TO BE DONE: Locate the string "Profits" in the records below. Copy every line where it occurs.

## Start

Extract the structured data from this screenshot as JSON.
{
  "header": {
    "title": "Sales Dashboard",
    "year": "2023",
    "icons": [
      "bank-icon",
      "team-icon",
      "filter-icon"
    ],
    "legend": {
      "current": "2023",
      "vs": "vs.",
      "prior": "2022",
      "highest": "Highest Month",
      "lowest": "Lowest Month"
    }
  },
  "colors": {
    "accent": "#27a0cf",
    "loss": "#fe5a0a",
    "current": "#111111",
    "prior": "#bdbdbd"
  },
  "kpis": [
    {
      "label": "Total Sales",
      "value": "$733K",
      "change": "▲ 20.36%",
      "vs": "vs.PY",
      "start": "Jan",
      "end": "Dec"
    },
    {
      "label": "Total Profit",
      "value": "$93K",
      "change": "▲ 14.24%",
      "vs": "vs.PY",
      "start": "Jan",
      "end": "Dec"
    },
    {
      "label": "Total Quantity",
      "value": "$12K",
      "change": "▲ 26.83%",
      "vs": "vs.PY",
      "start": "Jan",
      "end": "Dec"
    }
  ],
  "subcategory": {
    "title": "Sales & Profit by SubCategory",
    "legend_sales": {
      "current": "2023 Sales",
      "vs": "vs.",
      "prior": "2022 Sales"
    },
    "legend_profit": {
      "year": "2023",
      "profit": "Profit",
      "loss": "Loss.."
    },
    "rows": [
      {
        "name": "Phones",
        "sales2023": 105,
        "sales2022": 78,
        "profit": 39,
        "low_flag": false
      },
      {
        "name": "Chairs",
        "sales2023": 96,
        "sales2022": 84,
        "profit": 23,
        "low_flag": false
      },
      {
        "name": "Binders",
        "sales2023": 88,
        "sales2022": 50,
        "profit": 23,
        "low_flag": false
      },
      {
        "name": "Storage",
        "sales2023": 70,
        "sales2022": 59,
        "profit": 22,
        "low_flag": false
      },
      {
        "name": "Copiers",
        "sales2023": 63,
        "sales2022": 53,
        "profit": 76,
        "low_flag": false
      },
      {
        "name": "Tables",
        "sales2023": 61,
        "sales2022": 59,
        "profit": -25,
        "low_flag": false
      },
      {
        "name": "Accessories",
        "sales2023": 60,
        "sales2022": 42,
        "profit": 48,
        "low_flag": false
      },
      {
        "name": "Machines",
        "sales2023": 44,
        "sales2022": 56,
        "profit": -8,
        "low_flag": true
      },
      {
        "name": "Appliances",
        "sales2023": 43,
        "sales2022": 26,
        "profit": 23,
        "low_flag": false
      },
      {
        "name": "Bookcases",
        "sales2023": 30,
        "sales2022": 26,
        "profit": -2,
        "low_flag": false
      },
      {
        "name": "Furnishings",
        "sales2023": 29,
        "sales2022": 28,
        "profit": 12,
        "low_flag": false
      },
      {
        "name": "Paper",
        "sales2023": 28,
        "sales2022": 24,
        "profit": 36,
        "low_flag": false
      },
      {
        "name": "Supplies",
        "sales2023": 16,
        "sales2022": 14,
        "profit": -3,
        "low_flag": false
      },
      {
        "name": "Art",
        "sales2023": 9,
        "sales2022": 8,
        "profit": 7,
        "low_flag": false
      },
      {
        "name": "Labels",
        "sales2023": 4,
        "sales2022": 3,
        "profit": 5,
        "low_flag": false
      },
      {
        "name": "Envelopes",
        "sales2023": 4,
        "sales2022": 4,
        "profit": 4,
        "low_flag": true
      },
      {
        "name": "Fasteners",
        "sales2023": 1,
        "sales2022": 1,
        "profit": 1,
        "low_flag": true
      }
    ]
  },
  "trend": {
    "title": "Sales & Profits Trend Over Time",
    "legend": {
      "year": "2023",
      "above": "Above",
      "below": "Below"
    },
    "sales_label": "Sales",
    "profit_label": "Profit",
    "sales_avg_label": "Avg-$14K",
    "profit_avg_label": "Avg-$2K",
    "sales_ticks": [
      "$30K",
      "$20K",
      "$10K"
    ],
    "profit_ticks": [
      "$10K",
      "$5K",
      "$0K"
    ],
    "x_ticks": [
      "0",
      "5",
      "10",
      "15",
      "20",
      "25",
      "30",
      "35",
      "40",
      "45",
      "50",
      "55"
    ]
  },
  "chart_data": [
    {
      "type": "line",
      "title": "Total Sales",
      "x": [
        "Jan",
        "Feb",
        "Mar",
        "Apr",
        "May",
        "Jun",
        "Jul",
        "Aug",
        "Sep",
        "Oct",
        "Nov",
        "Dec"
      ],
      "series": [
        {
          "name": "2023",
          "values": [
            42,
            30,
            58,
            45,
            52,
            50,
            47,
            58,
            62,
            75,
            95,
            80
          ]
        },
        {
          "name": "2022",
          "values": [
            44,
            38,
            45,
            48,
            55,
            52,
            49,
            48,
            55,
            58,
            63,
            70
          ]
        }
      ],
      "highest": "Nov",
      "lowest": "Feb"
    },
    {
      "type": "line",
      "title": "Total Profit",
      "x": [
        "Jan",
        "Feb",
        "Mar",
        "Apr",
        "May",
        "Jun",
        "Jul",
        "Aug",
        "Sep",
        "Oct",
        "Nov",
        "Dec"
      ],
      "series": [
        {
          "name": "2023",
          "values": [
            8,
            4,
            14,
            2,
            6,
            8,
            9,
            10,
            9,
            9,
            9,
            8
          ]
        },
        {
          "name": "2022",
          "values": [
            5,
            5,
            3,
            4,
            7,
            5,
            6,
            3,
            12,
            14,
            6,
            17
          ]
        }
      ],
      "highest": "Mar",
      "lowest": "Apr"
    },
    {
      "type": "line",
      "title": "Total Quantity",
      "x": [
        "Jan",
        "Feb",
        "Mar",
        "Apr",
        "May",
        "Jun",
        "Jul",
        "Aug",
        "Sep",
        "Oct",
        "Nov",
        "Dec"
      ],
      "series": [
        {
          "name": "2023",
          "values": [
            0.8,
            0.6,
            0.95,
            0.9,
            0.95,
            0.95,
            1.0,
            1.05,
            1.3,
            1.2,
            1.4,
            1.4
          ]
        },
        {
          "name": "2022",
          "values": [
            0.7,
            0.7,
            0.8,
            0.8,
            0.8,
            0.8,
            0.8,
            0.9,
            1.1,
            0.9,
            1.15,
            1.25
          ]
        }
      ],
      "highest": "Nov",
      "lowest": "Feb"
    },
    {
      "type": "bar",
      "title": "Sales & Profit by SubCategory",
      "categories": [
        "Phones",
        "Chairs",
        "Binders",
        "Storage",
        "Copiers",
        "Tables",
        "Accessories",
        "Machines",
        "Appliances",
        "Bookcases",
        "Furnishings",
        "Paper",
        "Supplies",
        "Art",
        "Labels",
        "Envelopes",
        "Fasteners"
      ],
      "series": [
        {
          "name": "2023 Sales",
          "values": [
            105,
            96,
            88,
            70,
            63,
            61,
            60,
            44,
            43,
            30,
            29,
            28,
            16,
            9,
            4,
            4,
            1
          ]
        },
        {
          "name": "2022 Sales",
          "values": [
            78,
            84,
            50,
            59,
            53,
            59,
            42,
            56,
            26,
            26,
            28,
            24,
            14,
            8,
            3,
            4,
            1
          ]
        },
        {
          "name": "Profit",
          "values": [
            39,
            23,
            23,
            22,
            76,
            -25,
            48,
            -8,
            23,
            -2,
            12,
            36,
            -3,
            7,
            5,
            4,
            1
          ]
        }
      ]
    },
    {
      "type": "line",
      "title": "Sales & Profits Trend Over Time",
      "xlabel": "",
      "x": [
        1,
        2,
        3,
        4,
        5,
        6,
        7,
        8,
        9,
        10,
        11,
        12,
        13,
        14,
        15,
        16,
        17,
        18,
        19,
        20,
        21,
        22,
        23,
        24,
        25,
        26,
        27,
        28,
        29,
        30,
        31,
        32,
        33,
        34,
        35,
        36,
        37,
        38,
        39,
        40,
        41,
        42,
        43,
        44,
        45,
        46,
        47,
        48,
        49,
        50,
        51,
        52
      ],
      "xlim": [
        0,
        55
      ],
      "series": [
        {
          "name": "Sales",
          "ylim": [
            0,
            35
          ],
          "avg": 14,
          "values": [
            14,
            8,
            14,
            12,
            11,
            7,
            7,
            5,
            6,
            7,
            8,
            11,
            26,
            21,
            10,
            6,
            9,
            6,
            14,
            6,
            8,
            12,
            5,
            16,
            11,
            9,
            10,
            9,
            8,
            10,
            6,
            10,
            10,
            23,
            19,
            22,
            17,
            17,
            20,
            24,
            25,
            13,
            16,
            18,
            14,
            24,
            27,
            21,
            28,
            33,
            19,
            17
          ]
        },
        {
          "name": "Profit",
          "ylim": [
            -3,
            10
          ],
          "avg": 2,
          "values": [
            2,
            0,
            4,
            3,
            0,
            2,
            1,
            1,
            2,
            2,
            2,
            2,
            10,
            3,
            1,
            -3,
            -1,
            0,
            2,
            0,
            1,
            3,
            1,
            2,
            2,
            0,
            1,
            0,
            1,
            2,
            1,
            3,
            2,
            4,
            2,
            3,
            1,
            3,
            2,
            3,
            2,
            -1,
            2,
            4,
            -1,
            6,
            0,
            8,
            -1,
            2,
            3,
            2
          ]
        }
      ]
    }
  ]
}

## End

EXPECTED OUTPUT:
    "title": "Sales & Profits Trend Over Time",
      "title": "Sales & Profits Trend Over Time",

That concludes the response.